TASK ::
Arrange the rows between the line holding "entry-text: Vincent, Jack" and the line holding "157, 470, 175]", inclusive, as a Markdown table with the columns Num and Line, skipping any blank lines.

+ + + + +

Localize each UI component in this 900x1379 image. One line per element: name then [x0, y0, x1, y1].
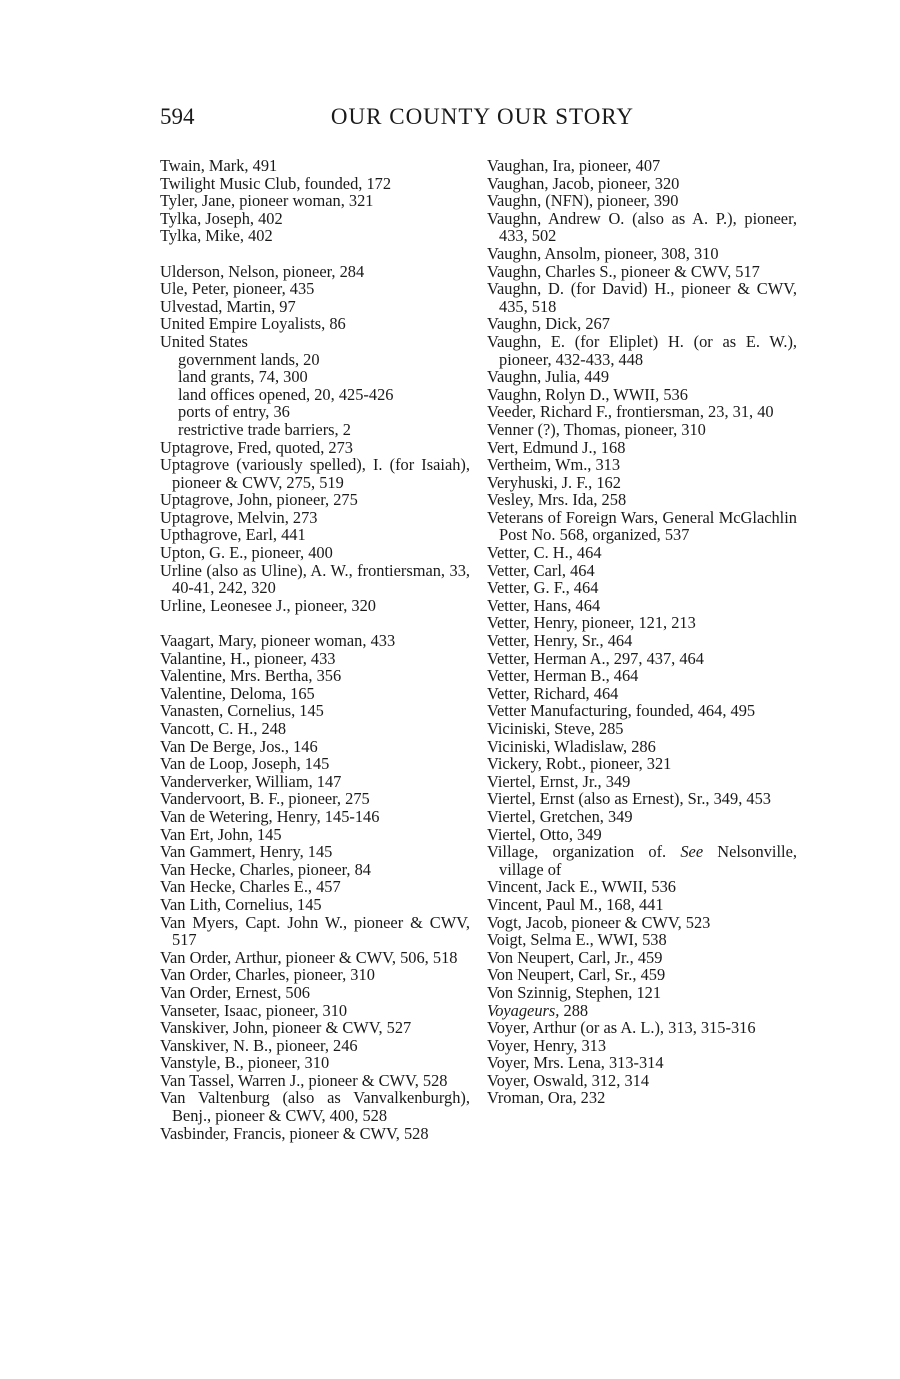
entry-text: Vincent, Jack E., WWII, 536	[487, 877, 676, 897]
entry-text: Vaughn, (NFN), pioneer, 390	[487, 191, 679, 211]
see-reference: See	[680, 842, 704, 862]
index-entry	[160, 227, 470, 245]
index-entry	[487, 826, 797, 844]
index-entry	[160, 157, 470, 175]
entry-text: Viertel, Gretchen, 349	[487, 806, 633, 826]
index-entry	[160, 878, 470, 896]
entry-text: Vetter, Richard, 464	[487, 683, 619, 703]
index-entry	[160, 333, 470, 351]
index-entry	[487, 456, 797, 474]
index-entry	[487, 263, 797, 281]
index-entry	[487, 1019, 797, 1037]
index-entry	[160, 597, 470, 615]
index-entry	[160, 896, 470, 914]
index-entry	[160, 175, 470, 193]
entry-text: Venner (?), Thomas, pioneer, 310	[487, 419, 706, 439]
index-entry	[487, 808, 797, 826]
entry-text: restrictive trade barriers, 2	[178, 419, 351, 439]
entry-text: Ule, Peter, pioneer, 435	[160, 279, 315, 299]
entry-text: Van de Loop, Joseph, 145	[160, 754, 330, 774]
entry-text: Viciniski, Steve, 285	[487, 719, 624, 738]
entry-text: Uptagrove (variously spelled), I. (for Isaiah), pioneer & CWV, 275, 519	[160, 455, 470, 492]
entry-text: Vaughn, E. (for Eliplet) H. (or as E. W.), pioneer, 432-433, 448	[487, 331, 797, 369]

+ + + + +

SOLUTION TO THIS TASK ::
| Num | Line |
|---|---|
| 1 | entry-text: Vincent, Jack E., WWII, 536	[487, 877, 676, 897] |
| 2 | entry-text: Vaughn, (NFN), pioneer, 390	[487, 191, 679, 211] |
| 3 | see-reference: See	[680, 842, 704, 862] |
| 4 | index-entry	[160, 227, 470, 245] |
| 5 | index-entry	[487, 826, 797, 844] |
| 6 | index-entry	[160, 157, 470, 175] |